* Data:
________________
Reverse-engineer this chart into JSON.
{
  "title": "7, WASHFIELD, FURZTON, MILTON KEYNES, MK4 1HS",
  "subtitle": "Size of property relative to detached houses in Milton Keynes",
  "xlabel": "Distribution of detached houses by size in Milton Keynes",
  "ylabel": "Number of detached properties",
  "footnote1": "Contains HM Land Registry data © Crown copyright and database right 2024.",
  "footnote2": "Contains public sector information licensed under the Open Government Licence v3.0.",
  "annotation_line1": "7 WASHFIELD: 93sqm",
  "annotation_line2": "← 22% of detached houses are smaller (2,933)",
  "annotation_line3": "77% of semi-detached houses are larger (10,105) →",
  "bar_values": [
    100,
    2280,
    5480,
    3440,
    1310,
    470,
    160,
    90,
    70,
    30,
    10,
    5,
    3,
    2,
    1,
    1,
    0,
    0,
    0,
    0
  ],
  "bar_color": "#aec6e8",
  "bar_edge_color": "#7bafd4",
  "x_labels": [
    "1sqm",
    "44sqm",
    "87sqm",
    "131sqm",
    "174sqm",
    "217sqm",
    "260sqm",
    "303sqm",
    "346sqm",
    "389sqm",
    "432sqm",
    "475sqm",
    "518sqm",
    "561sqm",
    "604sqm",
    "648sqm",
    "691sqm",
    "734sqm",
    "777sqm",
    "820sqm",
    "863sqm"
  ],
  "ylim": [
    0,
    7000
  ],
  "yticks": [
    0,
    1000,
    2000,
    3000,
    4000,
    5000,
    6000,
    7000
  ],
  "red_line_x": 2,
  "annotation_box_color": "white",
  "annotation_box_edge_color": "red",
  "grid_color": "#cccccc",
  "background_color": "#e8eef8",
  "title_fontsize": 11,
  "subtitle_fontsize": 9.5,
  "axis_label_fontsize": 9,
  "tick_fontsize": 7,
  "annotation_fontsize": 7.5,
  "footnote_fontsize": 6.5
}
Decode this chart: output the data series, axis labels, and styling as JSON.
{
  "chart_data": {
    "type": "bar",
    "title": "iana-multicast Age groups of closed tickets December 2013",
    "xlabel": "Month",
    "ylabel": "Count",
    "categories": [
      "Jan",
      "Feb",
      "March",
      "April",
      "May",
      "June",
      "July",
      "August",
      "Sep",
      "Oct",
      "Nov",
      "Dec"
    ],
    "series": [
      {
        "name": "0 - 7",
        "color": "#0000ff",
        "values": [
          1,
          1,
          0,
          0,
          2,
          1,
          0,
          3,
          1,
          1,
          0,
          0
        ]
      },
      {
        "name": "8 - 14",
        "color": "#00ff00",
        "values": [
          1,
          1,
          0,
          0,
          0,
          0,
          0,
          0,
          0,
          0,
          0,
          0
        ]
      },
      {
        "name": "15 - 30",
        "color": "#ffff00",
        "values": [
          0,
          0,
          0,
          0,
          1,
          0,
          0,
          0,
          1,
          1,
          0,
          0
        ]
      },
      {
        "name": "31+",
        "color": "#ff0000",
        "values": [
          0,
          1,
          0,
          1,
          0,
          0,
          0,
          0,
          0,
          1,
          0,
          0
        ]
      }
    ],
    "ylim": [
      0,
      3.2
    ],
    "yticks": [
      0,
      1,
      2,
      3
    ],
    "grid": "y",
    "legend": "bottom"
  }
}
________________
* What to do: Write every entry out again exactly.

* Result for this task:
Reverse-engineer this chart into JSON.
{
  "title": "7, WASHFIELD, FURZTON, MILTON KEYNES, MK4 1HS",
  "subtitle": "Size of property relative to detached houses in Milton Keynes",
  "xlabel": "Distribution of detached houses by size in Milton Keynes",
  "ylabel": "Number of detached properties",
  "footnote1": "Contains HM Land Registry data © Crown copyright and database right 2024.",
  "footnote2": "Contains public sector information licensed under the Open Government Licence v3.0.",
  "annotation_line1": "7 WASHFIELD: 93sqm",
  "annotation_line2": "← 22% of detached houses are smaller (2,933)",
  "annotation_line3": "77% of semi-detached houses are larger (10,105) →",
  "bar_values": [
    100,
    2280,
    5480,
    3440,
    1310,
    470,
    160,
    90,
    70,
    30,
    10,
    5,
    3,
    2,
    1,
    1,
    0,
    0,
    0,
    0
  ],
  "bar_color": "#aec6e8",
  "bar_edge_color": "#7bafd4",
  "x_labels": [
    "1sqm",
    "44sqm",
    "87sqm",
    "131sqm",
    "174sqm",
    "217sqm",
    "260sqm",
    "303sqm",
    "346sqm",
    "389sqm",
    "432sqm",
    "475sqm",
    "518sqm",
    "561sqm",
    "604sqm",
    "648sqm",
    "691sqm",
    "734sqm",
    "777sqm",
    "820sqm",
    "863sqm"
  ],
  "ylim": [
    0,
    7000
  ],
  "yticks": [
    0,
    1000,
    2000,
    3000,
    4000,
    5000,
    6000,
    7000
  ],
  "red_line_x": 2,
  "annotation_box_color": "white",
  "annotation_box_edge_color": "red",
  "grid_color": "#cccccc",
  "background_color": "#e8eef8",
  "title_fontsize": 11,
  "subtitle_fontsize": 9.5,
  "axis_label_fontsize": 9,
  "tick_fontsize": 7,
  "annotation_fontsize": 7.5,
  "footnote_fontsize": 6.5
}
Decode this chart: output the data series, axis labels, and styling as JSON.
{
  "chart_data": {
    "type": "bar",
    "title": "iana-multicast Age groups of closed tickets December 2013",
    "xlabel": "Month",
    "ylabel": "Count",
    "categories": [
      "Jan",
      "Feb",
      "March",
      "April",
      "May",
      "June",
      "July",
      "August",
      "Sep",
      "Oct",
      "Nov",
      "Dec"
    ],
    "series": [
      {
        "name": "0 - 7",
        "color": "#0000ff",
        "values": [
          1,
          1,
          0,
          0,
          2,
          1,
          0,
          3,
          1,
          1,
          0,
          0
        ]
      },
      {
        "name": "8 - 14",
        "color": "#00ff00",
        "values": [
          1,
          1,
          0,
          0,
          0,
          0,
          0,
          0,
          0,
          0,
          0,
          0
        ]
      },
      {
        "name": "15 - 30",
        "color": "#ffff00",
        "values": [
          0,
          0,
          0,
          0,
          1,
          0,
          0,
          0,
          1,
          1,
          0,
          0
        ]
      },
      {
        "name": "31+",
        "color": "#ff0000",
        "values": [
          0,
          1,
          0,
          1,
          0,
          0,
          0,
          0,
          0,
          1,
          0,
          0
        ]
      }
    ],
    "ylim": [
      0,
      3.2
    ],
    "yticks": [
      0,
      1,
      2,
      3
    ],
    "grid": "y",
    "legend": "bottom"
  }
}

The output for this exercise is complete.